>>

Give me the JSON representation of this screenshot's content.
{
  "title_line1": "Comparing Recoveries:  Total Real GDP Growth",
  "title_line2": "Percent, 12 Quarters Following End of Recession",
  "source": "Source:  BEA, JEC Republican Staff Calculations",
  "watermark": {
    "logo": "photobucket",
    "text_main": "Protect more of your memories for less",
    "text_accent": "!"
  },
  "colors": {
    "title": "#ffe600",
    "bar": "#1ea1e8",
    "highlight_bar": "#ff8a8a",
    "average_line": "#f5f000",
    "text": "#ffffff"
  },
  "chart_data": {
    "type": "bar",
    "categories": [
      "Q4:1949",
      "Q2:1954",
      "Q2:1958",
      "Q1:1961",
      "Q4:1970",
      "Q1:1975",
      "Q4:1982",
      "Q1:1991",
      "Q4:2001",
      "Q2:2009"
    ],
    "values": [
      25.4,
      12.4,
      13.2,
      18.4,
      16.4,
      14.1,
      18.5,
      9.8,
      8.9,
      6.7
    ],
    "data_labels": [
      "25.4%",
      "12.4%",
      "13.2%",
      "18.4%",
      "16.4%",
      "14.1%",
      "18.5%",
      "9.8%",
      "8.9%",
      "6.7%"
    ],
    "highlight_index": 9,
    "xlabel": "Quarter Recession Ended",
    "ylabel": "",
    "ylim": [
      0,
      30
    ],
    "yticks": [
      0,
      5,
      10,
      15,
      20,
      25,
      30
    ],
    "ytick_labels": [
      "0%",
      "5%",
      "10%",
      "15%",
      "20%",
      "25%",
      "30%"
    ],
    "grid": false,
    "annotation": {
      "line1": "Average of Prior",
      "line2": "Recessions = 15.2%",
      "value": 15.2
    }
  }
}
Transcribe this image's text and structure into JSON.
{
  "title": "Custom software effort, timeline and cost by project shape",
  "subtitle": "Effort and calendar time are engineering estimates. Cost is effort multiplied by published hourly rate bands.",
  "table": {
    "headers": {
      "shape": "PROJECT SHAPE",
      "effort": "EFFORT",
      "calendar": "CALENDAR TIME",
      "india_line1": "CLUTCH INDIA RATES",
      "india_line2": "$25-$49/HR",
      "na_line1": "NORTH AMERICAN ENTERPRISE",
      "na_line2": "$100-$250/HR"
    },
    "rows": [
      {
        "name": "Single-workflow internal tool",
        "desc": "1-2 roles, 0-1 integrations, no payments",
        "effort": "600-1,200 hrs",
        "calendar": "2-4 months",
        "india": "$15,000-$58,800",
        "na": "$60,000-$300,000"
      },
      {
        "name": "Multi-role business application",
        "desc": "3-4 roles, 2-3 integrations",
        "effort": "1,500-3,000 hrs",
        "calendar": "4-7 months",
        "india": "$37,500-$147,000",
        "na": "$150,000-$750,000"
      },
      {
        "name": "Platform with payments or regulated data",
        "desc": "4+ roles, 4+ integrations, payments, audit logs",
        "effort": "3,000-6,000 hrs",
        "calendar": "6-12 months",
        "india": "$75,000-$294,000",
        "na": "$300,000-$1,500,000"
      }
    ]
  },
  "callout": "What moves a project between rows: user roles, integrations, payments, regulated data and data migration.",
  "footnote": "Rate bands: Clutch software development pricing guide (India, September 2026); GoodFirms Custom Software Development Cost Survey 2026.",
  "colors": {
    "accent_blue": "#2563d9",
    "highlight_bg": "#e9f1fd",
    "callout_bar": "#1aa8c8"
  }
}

<<

### Required task
Copy every line of the records word for word.

### Result of this exercise
Give me the JSON representation of this screenshot's content.
{
  "title_line1": "Comparing Recoveries:  Total Real GDP Growth",
  "title_line2": "Percent, 12 Quarters Following End of Recession",
  "source": "Source:  BEA, JEC Republican Staff Calculations",
  "watermark": {
    "logo": "photobucket",
    "text_main": "Protect more of your memories for less",
    "text_accent": "!"
  },
  "colors": {
    "title": "#ffe600",
    "bar": "#1ea1e8",
    "highlight_bar": "#ff8a8a",
    "average_line": "#f5f000",
    "text": "#ffffff"
  },
  "chart_data": {
    "type": "bar",
    "categories": [
      "Q4:1949",
      "Q2:1954",
      "Q2:1958",
      "Q1:1961",
      "Q4:1970",
      "Q1:1975",
      "Q4:1982",
      "Q1:1991",
      "Q4:2001",
      "Q2:2009"
    ],
    "values": [
      25.4,
      12.4,
      13.2,
      18.4,
      16.4,
      14.1,
      18.5,
      9.8,
      8.9,
      6.7
    ],
    "data_labels": [
      "25.4%",
      "12.4%",
      "13.2%",
      "18.4%",
      "16.4%",
      "14.1%",
      "18.5%",
      "9.8%",
      "8.9%",
      "6.7%"
    ],
    "highlight_index": 9,
    "xlabel": "Quarter Recession Ended",
    "ylabel": "",
    "ylim": [
      0,
      30
    ],
    "yticks": [
      0,
      5,
      10,
      15,
      20,
      25,
      30
    ],
    "ytick_labels": [
      "0%",
      "5%",
      "10%",
      "15%",
      "20%",
      "25%",
      "30%"
    ],
    "grid": false,
    "annotation": {
      "line1": "Average of Prior",
      "line2": "Recessions = 15.2%",
      "value": 15.2
    }
  }
}
Transcribe this image's text and structure into JSON.
{
  "title": "Custom software effort, timeline and cost by project shape",
  "subtitle": "Effort and calendar time are engineering estimates. Cost is effort multiplied by published hourly rate bands.",
  "table": {
    "headers": {
      "shape": "PROJECT SHAPE",
      "effort": "EFFORT",
      "calendar": "CALENDAR TIME",
      "india_line1": "CLUTCH INDIA RATES",
      "india_line2": "$25-$49/HR",
      "na_line1": "NORTH AMERICAN ENTERPRISE",
      "na_line2": "$100-$250/HR"
    },
    "rows": [
      {
        "name": "Single-workflow internal tool",
        "desc": "1-2 roles, 0-1 integrations, no payments",
        "effort": "600-1,200 hrs",
        "calendar": "2-4 months",
        "india": "$15,000-$58,800",
        "na": "$60,000-$300,000"
      },
      {
        "name": "Multi-role business application",
        "desc": "3-4 roles, 2-3 integrations",
        "effort": "1,500-3,000 hrs",
        "calendar": "4-7 months",
        "india": "$37,500-$147,000",
        "na": "$150,000-$750,000"
      },
      {
        "name": "Platform with payments or regulated data",
        "desc": "4+ roles, 4+ integrations, payments, audit logs",
        "effort": "3,000-6,000 hrs",
        "calendar": "6-12 months",
        "india": "$75,000-$294,000",
        "na": "$300,000-$1,500,000"
      }
    ]
  },
  "callout": "What moves a project between rows: user roles, integrations, payments, regulated data and data migration.",
  "footnote": "Rate bands: Clutch software development pricing guide (India, September 2026); GoodFirms Custom Software Development Cost Survey 2026.",
  "colors": {
    "accent_blue": "#2563d9",
    "highlight_bg": "#e9f1fd",
    "callout_bar": "#1aa8c8"
  }
}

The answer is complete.